• STORED ROWS:
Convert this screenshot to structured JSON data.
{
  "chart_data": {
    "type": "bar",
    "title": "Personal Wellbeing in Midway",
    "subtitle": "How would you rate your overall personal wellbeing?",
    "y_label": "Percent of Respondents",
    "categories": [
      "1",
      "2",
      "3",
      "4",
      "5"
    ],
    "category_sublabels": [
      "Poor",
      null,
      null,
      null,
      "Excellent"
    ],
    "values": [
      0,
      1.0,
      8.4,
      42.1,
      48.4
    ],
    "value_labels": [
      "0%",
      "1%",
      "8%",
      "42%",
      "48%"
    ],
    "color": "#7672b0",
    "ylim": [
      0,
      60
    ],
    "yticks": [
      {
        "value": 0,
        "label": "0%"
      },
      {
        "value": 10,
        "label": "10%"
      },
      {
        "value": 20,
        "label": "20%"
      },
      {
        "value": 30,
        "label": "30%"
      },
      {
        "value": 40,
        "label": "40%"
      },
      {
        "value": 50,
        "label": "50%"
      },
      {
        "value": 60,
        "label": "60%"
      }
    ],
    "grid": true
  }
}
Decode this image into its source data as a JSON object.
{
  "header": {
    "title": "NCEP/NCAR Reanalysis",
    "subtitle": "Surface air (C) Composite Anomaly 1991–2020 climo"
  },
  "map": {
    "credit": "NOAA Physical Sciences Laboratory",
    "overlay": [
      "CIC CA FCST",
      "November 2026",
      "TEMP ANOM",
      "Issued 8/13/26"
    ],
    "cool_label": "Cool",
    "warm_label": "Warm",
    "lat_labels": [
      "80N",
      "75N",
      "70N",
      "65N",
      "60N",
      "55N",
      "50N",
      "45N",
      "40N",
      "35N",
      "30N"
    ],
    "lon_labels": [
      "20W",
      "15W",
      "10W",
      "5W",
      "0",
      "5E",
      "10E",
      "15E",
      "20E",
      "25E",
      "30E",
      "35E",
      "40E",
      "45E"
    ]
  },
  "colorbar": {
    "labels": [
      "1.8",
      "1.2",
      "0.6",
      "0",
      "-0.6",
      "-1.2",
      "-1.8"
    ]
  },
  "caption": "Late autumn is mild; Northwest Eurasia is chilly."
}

• GOAL OF THE EXERCISE: All records above must be set down exactly, please.

• RESPONSE:
Convert this screenshot to structured JSON data.
{
  "chart_data": {
    "type": "bar",
    "title": "Personal Wellbeing in Midway",
    "subtitle": "How would you rate your overall personal wellbeing?",
    "y_label": "Percent of Respondents",
    "categories": [
      "1",
      "2",
      "3",
      "4",
      "5"
    ],
    "category_sublabels": [
      "Poor",
      null,
      null,
      null,
      "Excellent"
    ],
    "values": [
      0,
      1.0,
      8.4,
      42.1,
      48.4
    ],
    "value_labels": [
      "0%",
      "1%",
      "8%",
      "42%",
      "48%"
    ],
    "color": "#7672b0",
    "ylim": [
      0,
      60
    ],
    "yticks": [
      {
        "value": 0,
        "label": "0%"
      },
      {
        "value": 10,
        "label": "10%"
      },
      {
        "value": 20,
        "label": "20%"
      },
      {
        "value": 30,
        "label": "30%"
      },
      {
        "value": 40,
        "label": "40%"
      },
      {
        "value": 50,
        "label": "50%"
      },
      {
        "value": 60,
        "label": "60%"
      }
    ],
    "grid": true
  }
}
Decode this image into its source data as a JSON object.
{
  "header": {
    "title": "NCEP/NCAR Reanalysis",
    "subtitle": "Surface air (C) Composite Anomaly 1991–2020 climo"
  },
  "map": {
    "credit": "NOAA Physical Sciences Laboratory",
    "overlay": [
      "CIC CA FCST",
      "November 2026",
      "TEMP ANOM",
      "Issued 8/13/26"
    ],
    "cool_label": "Cool",
    "warm_label": "Warm",
    "lat_labels": [
      "80N",
      "75N",
      "70N",
      "65N",
      "60N",
      "55N",
      "50N",
      "45N",
      "40N",
      "35N",
      "30N"
    ],
    "lon_labels": [
      "20W",
      "15W",
      "10W",
      "5W",
      "0",
      "5E",
      "10E",
      "15E",
      "20E",
      "25E",
      "30E",
      "35E",
      "40E",
      "45E"
    ]
  },
  "colorbar": {
    "labels": [
      "1.8",
      "1.2",
      "0.6",
      "0",
      "-0.6",
      "-1.2",
      "-1.8"
    ]
  },
  "caption": "Late autumn is mild; Northwest Eurasia is chilly."
}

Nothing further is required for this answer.